Exercise details
Repeat the entire listing exactly as written.

(Lines of data)
== == ==
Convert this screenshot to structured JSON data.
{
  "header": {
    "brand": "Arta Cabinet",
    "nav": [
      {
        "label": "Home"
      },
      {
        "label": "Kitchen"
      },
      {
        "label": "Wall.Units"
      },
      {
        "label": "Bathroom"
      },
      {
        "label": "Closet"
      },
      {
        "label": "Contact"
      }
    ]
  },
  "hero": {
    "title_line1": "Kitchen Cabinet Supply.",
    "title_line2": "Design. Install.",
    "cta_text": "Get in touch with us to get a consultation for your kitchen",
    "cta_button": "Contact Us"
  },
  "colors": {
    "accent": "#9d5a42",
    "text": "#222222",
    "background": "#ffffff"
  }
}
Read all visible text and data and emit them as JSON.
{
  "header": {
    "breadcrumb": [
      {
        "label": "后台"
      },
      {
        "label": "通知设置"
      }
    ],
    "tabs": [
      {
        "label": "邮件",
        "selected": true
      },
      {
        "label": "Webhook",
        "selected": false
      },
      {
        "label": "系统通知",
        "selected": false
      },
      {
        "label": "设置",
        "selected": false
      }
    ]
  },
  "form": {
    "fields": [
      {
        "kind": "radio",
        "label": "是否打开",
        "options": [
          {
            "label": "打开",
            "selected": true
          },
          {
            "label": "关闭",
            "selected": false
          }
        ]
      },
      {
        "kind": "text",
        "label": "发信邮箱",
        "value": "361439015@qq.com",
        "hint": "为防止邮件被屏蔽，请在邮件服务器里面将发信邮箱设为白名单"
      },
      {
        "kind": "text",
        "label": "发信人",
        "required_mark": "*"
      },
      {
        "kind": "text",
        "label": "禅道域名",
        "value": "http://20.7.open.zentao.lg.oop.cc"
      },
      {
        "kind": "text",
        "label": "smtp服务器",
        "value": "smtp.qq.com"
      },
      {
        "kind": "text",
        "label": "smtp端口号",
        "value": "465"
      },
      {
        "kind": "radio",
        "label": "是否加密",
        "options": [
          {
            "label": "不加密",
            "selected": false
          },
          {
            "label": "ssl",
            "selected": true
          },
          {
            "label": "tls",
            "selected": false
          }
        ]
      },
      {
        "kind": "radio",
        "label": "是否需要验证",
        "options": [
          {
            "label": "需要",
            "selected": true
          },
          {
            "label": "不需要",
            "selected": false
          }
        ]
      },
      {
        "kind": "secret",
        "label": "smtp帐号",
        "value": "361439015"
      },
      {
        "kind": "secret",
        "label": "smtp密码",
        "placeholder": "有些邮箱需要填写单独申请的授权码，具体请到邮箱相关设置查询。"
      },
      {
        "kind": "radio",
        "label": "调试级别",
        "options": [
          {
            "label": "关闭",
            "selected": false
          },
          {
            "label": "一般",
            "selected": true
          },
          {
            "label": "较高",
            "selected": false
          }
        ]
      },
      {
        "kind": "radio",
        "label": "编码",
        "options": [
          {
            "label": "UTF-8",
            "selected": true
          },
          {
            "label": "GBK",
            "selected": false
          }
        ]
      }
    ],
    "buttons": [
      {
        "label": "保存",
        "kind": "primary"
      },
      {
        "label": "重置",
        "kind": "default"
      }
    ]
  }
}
== == ==
The completed task
Convert this screenshot to structured JSON data.
{
  "header": {
    "brand": "Arta Cabinet",
    "nav": [
      {
        "label": "Home"
      },
      {
        "label": "Kitchen"
      },
      {
        "label": "Wall.Units"
      },
      {
        "label": "Bathroom"
      },
      {
        "label": "Closet"
      },
      {
        "label": "Contact"
      }
    ]
  },
  "hero": {
    "title_line1": "Kitchen Cabinet Supply.",
    "title_line2": "Design. Install.",
    "cta_text": "Get in touch with us to get a consultation for your kitchen",
    "cta_button": "Contact Us"
  },
  "colors": {
    "accent": "#9d5a42",
    "text": "#222222",
    "background": "#ffffff"
  }
}
Read all visible text and data and emit them as JSON.
{
  "header": {
    "breadcrumb": [
      {
        "label": "后台"
      },
      {
        "label": "通知设置"
      }
    ],
    "tabs": [
      {
        "label": "邮件",
        "selected": true
      },
      {
        "label": "Webhook",
        "selected": false
      },
      {
        "label": "系统通知",
        "selected": false
      },
      {
        "label": "设置",
        "selected": false
      }
    ]
  },
  "form": {
    "fields": [
      {
        "kind": "radio",
        "label": "是否打开",
        "options": [
          {
            "label": "打开",
            "selected": true
          },
          {
            "label": "关闭",
            "selected": false
          }
        ]
      },
      {
        "kind": "text",
        "label": "发信邮箱",
        "value": "361439015@qq.com",
        "hint": "为防止邮件被屏蔽，请在邮件服务器里面将发信邮箱设为白名单"
      },
      {
        "kind": "text",
        "label": "发信人",
        "required_mark": "*"
      },
      {
        "kind": "text",
        "label": "禅道域名",
        "value": "http://20.7.open.zentao.lg.oop.cc"
      },
      {
        "kind": "text",
        "label": "smtp服务器",
        "value": "smtp.qq.com"
      },
      {
        "kind": "text",
        "label": "smtp端口号",
        "value": "465"
      },
      {
        "kind": "radio",
        "label": "是否加密",
        "options": [
          {
            "label": "不加密",
            "selected": false
          },
          {
            "label": "ssl",
            "selected": true
          },
          {
            "label": "tls",
            "selected": false
          }
        ]
      },
      {
        "kind": "radio",
        "label": "是否需要验证",
        "options": [
          {
            "label": "需要",
            "selected": true
          },
          {
            "label": "不需要",
            "selected": false
          }
        ]
      },
      {
        "kind": "secret",
        "label": "smtp帐号",
        "value": "361439015"
      },
      {
        "kind": "secret",
        "label": "smtp密码",
        "placeholder": "有些邮箱需要填写单独申请的授权码，具体请到邮箱相关设置查询。"
      },
      {
        "kind": "radio",
        "label": "调试级别",
        "options": [
          {
            "label": "关闭",
            "selected": false
          },
          {
            "label": "一般",
            "selected": true
          },
          {
            "label": "较高",
            "selected": false
          }
        ]
      },
      {
        "kind": "radio",
        "label": "编码",
        "options": [
          {
            "label": "UTF-8",
            "selected": true
          },
          {
            "label": "GBK",
            "selected": false
          }
        ]
      }
    ],
    "buttons": [
      {
        "label": "保存",
        "kind": "primary"
      },
      {
        "label": "重置",
        "kind": "default"
      }
    ]
  }
}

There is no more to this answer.